## Direction
Leave out the pictures and repeat every record exactly.

━━━━━ Material provided

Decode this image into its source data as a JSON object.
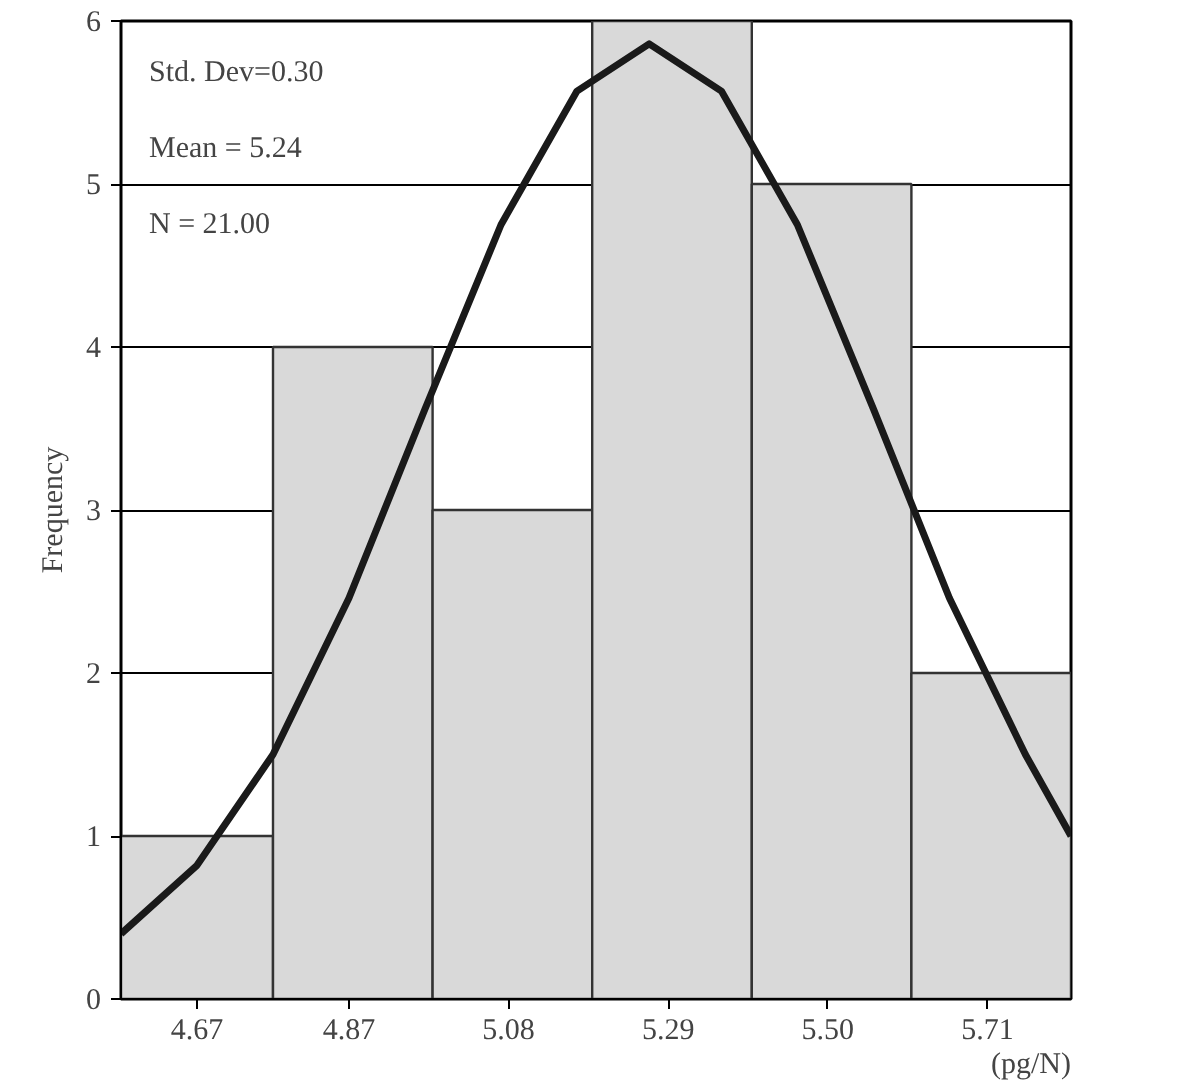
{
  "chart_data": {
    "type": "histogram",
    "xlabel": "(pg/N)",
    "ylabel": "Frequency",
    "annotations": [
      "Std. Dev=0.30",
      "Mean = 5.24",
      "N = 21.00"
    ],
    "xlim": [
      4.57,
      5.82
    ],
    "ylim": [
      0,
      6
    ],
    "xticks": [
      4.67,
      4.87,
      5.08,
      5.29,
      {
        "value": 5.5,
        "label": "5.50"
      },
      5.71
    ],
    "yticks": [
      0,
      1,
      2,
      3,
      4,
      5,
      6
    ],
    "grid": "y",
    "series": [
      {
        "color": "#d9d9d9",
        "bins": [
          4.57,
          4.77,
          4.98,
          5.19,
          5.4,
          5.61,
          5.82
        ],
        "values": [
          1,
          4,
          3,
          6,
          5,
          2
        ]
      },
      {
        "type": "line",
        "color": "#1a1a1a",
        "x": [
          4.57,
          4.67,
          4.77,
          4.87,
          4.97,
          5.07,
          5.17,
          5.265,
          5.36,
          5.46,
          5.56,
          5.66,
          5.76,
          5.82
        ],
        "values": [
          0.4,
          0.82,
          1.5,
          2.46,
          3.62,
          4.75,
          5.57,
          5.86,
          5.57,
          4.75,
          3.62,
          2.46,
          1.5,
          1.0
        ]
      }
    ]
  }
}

━━━━━━━━━━

## In response
Decode this image into its source data as a JSON object.
{
  "chart_data": {
    "type": "histogram",
    "xlabel": "(pg/N)",
    "ylabel": "Frequency",
    "annotations": [
      "Std. Dev=0.30",
      "Mean = 5.24",
      "N = 21.00"
    ],
    "xlim": [
      4.57,
      5.82
    ],
    "ylim": [
      0,
      6
    ],
    "xticks": [
      4.67,
      4.87,
      5.08,
      5.29,
      {
        "value": 5.5,
        "label": "5.50"
      },
      5.71
    ],
    "yticks": [
      0,
      1,
      2,
      3,
      4,
      5,
      6
    ],
    "grid": "y",
    "series": [
      {
        "color": "#d9d9d9",
        "bins": [
          4.57,
          4.77,
          4.98,
          5.19,
          5.4,
          5.61,
          5.82
        ],
        "values": [
          1,
          4,
          3,
          6,
          5,
          2
        ]
      },
      {
        "type": "line",
        "color": "#1a1a1a",
        "x": [
          4.57,
          4.67,
          4.77,
          4.87,
          4.97,
          5.07,
          5.17,
          5.265,
          5.36,
          5.46,
          5.56,
          5.66,
          5.76,
          5.82
        ],
        "values": [
          0.4,
          0.82,
          1.5,
          2.46,
          3.62,
          4.75,
          5.57,
          5.86,
          5.57,
          4.75,
          3.62,
          2.46,
          1.5,
          1.0
        ]
      }
    ]
  }
}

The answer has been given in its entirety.